> [EXERCISE REQUIREMENTS] Take the entries below and reproduce them word for word.

Extracted records:
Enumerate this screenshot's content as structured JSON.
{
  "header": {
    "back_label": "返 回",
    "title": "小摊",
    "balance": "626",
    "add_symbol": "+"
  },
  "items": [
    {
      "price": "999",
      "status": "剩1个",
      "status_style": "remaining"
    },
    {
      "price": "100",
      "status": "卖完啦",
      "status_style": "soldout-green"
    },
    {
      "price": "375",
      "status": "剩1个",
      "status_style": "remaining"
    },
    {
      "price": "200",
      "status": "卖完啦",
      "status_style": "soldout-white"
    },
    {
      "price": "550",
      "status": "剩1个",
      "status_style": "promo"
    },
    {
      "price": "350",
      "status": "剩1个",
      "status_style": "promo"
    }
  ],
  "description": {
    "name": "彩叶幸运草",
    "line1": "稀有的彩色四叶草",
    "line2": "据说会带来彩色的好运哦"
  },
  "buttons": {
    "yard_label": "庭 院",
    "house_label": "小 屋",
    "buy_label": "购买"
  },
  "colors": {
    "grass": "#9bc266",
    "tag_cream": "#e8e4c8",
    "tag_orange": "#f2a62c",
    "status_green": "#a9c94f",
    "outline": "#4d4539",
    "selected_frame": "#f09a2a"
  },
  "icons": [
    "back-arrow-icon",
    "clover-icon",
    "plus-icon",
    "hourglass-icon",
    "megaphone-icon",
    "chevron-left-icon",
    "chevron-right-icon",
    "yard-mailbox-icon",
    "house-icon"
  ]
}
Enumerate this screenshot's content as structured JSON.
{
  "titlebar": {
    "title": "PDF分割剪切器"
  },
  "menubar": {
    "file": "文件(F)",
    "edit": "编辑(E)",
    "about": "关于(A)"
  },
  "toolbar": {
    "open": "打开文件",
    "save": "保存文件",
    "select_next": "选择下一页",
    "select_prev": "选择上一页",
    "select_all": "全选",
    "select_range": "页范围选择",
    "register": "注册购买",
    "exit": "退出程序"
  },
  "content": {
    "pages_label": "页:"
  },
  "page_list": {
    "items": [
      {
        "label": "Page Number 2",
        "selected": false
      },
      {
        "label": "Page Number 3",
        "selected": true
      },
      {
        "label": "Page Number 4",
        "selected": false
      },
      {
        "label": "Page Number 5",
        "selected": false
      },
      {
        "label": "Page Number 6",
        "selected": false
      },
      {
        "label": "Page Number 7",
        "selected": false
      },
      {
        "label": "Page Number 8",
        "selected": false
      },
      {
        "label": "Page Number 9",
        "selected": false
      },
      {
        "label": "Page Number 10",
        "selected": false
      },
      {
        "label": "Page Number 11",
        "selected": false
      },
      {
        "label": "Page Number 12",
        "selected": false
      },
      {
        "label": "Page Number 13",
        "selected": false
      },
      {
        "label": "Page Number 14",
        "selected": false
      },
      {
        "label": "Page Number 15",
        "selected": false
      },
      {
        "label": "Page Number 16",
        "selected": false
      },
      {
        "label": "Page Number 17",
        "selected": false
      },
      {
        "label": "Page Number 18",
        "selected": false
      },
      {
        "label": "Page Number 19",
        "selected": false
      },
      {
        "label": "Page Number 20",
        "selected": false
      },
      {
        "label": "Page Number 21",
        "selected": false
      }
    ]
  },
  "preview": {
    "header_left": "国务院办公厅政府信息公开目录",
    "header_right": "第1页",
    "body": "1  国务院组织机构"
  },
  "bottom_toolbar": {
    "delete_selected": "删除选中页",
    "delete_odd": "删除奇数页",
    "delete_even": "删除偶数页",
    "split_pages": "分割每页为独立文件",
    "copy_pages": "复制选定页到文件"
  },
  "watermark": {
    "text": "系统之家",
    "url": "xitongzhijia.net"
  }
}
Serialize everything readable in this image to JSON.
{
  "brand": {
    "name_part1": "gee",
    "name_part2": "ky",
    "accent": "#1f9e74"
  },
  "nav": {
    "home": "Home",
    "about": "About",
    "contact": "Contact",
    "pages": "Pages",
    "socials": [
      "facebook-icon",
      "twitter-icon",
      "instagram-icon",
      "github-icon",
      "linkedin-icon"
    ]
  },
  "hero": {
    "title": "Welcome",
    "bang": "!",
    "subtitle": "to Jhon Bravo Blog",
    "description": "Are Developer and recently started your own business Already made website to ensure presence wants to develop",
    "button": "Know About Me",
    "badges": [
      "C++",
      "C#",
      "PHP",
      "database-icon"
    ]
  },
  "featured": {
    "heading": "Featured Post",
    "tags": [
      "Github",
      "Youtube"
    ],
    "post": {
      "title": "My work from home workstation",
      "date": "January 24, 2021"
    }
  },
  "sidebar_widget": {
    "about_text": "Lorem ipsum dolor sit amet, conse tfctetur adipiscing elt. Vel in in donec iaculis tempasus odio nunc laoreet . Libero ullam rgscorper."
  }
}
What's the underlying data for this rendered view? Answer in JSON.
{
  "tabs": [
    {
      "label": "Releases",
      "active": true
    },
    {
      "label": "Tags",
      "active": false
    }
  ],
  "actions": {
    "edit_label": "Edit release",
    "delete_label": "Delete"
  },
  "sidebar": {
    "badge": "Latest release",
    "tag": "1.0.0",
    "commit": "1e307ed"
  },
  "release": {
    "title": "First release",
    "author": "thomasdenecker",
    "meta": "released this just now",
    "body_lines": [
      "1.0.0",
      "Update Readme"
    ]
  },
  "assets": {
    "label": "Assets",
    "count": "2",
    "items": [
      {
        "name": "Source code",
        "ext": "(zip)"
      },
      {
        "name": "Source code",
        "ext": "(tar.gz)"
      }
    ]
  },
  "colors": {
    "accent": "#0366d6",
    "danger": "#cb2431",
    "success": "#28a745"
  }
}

> [SOLUTION FOR THIS TASK]
Enumerate this screenshot's content as structured JSON.
{
  "header": {
    "back_label": "返 回",
    "title": "小摊",
    "balance": "626",
    "add_symbol": "+"
  },
  "items": [
    {
      "price": "999",
      "status": "剩1个",
      "status_style": "remaining"
    },
    {
      "price": "100",
      "status": "卖完啦",
      "status_style": "soldout-green"
    },
    {
      "price": "375",
      "status": "剩1个",
      "status_style": "remaining"
    },
    {
      "price": "200",
      "status": "卖完啦",
      "status_style": "soldout-white"
    },
    {
      "price": "550",
      "status": "剩1个",
      "status_style": "promo"
    },
    {
      "price": "350",
      "status": "剩1个",
      "status_style": "promo"
    }
  ],
  "description": {
    "name": "彩叶幸运草",
    "line1": "稀有的彩色四叶草",
    "line2": "据说会带来彩色的好运哦"
  },
  "buttons": {
    "yard_label": "庭 院",
    "house_label": "小 屋",
    "buy_label": "购买"
  },
  "colors": {
    "grass": "#9bc266",
    "tag_cream": "#e8e4c8",
    "tag_orange": "#f2a62c",
    "status_green": "#a9c94f",
    "outline": "#4d4539",
    "selected_frame": "#f09a2a"
  },
  "icons": [
    "back-arrow-icon",
    "clover-icon",
    "plus-icon",
    "hourglass-icon",
    "megaphone-icon",
    "chevron-left-icon",
    "chevron-right-icon",
    "yard-mailbox-icon",
    "house-icon"
  ]
}
Enumerate this screenshot's content as structured JSON.
{
  "titlebar": {
    "title": "PDF分割剪切器"
  },
  "menubar": {
    "file": "文件(F)",
    "edit": "编辑(E)",
    "about": "关于(A)"
  },
  "toolbar": {
    "open": "打开文件",
    "save": "保存文件",
    "select_next": "选择下一页",
    "select_prev": "选择上一页",
    "select_all": "全选",
    "select_range": "页范围选择",
    "register": "注册购买",
    "exit": "退出程序"
  },
  "content": {
    "pages_label": "页:"
  },
  "page_list": {
    "items": [
      {
        "label": "Page Number 2",
        "selected": false
      },
      {
        "label": "Page Number 3",
        "selected": true
      },
      {
        "label": "Page Number 4",
        "selected": false
      },
      {
        "label": "Page Number 5",
        "selected": false
      },
      {
        "label": "Page Number 6",
        "selected": false
      },
      {
        "label": "Page Number 7",
        "selected": false
      },
      {
        "label": "Page Number 8",
        "selected": false
      },
      {
        "label": "Page Number 9",
        "selected": false
      },
      {
        "label": "Page Number 10",
        "selected": false
      },
      {
        "label": "Page Number 11",
        "selected": false
      },
      {
        "label": "Page Number 12",
        "selected": false
      },
      {
        "label": "Page Number 13",
        "selected": false
      },
      {
        "label": "Page Number 14",
        "selected": false
      },
      {
        "label": "Page Number 15",
        "selected": false
      },
      {
        "label": "Page Number 16",
        "selected": false
      },
      {
        "label": "Page Number 17",
        "selected": false
      },
      {
        "label": "Page Number 18",
        "selected": false
      },
      {
        "label": "Page Number 19",
        "selected": false
      },
      {
        "label": "Page Number 20",
        "selected": false
      },
      {
        "label": "Page Number 21",
        "selected": false
      }
    ]
  },
  "preview": {
    "header_left": "国务院办公厅政府信息公开目录",
    "header_right": "第1页",
    "body": "1  国务院组织机构"
  },
  "bottom_toolbar": {
    "delete_selected": "删除选中页",
    "delete_odd": "删除奇数页",
    "delete_even": "删除偶数页",
    "split_pages": "分割每页为独立文件",
    "copy_pages": "复制选定页到文件"
  },
  "watermark": {
    "text": "系统之家",
    "url": "xitongzhijia.net"
  }
}
Serialize everything readable in this image to JSON.
{
  "brand": {
    "name_part1": "gee",
    "name_part2": "ky",
    "accent": "#1f9e74"
  },
  "nav": {
    "home": "Home",
    "about": "About",
    "contact": "Contact",
    "pages": "Pages",
    "socials": [
      "facebook-icon",
      "twitter-icon",
      "instagram-icon",
      "github-icon",
      "linkedin-icon"
    ]
  },
  "hero": {
    "title": "Welcome",
    "bang": "!",
    "subtitle": "to Jhon Bravo Blog",
    "description": "Are Developer and recently started your own business Already made website to ensure presence wants to develop",
    "button": "Know About Me",
    "badges": [
      "C++",
      "C#",
      "PHP",
      "database-icon"
    ]
  },
  "featured": {
    "heading": "Featured Post",
    "tags": [
      "Github",
      "Youtube"
    ],
    "post": {
      "title": "My work from home workstation",
      "date": "January 24, 2021"
    }
  },
  "sidebar_widget": {
    "about_text": "Lorem ipsum dolor sit amet, conse tfctetur adipiscing elt. Vel in in donec iaculis tempasus odio nunc laoreet . Libero ullam rgscorper."
  }
}
What's the underlying data for this rendered view? Answer in JSON.
{
  "tabs": [
    {
      "label": "Releases",
      "active": true
    },
    {
      "label": "Tags",
      "active": false
    }
  ],
  "actions": {
    "edit_label": "Edit release",
    "delete_label": "Delete"
  },
  "sidebar": {
    "badge": "Latest release",
    "tag": "1.0.0",
    "commit": "1e307ed"
  },
  "release": {
    "title": "First release",
    "author": "thomasdenecker",
    "meta": "released this just now",
    "body_lines": [
      "1.0.0",
      "Update Readme"
    ]
  },
  "assets": {
    "label": "Assets",
    "count": "2",
    "items": [
      {
        "name": "Source code",
        "ext": "(zip)"
      },
      {
        "name": "Source code",
        "ext": "(tar.gz)"
      }
    ]
  },
  "colors": {
    "accent": "#0366d6",
    "danger": "#cb2431",
    "success": "#28a745"
  }
}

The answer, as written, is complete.